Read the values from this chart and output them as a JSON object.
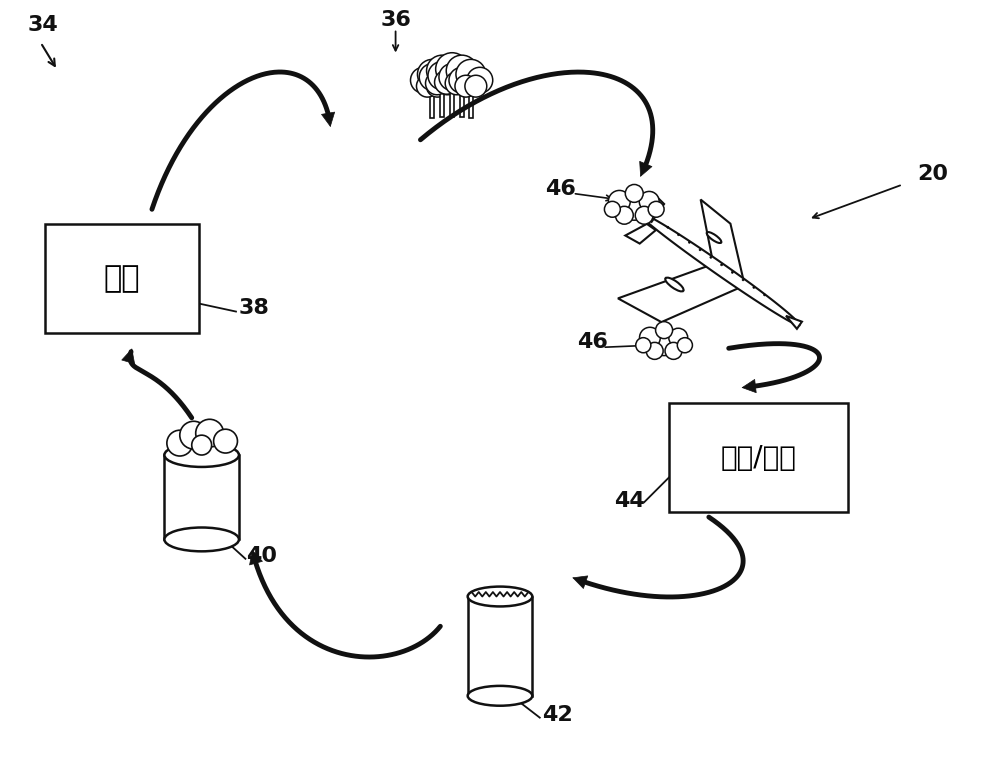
{
  "bg_color": "#ffffff",
  "label_34": "34",
  "label_36": "36",
  "label_38": "38",
  "label_40": "40",
  "label_42": "42",
  "label_44": "44",
  "label_46_1": "46",
  "label_46_2": "46",
  "label_20": "20",
  "text_transport": "运输",
  "text_distribution": "分配/存储",
  "font_size_labels": 15,
  "font_size_box": 22,
  "arrow_color": "#111111"
}
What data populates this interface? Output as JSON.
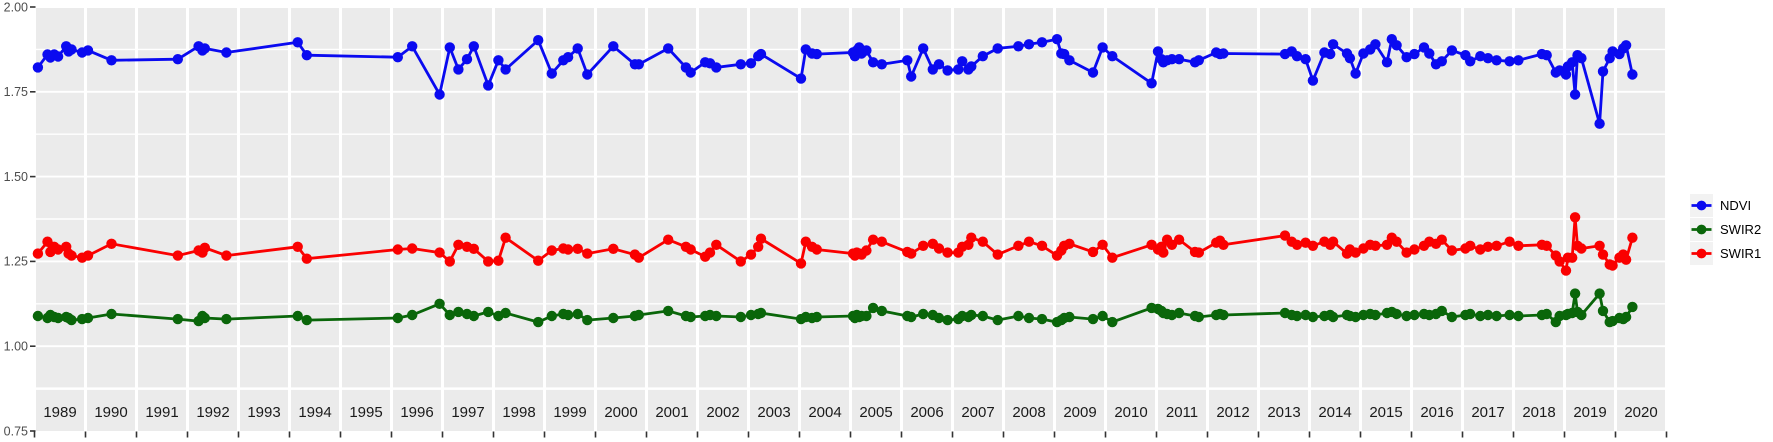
* * * *
→ Problem to work on: Output the records above exactly as they are, leaving out the pictures.

→ Reply to the exercise:
Read the values from this chart and output them as a JSON object.
{
  "bg_color": "#ffffff",
  "label_34": "34",
  "label_36": "36",
  "label_38": "38",
  "label_40": "40",
  "label_42": "42",
  "label_44": "44",
  "label_46_1": "46",
  "label_46_2": "46",
  "label_20": "20",
  "text_transport": "运输",
  "text_distribution": "分配/存储",
  "font_size_labels": 15,
  "font_size_box": 22,
  "arrow_color": "#111111"
}
What data populates this interface? Output as JSON.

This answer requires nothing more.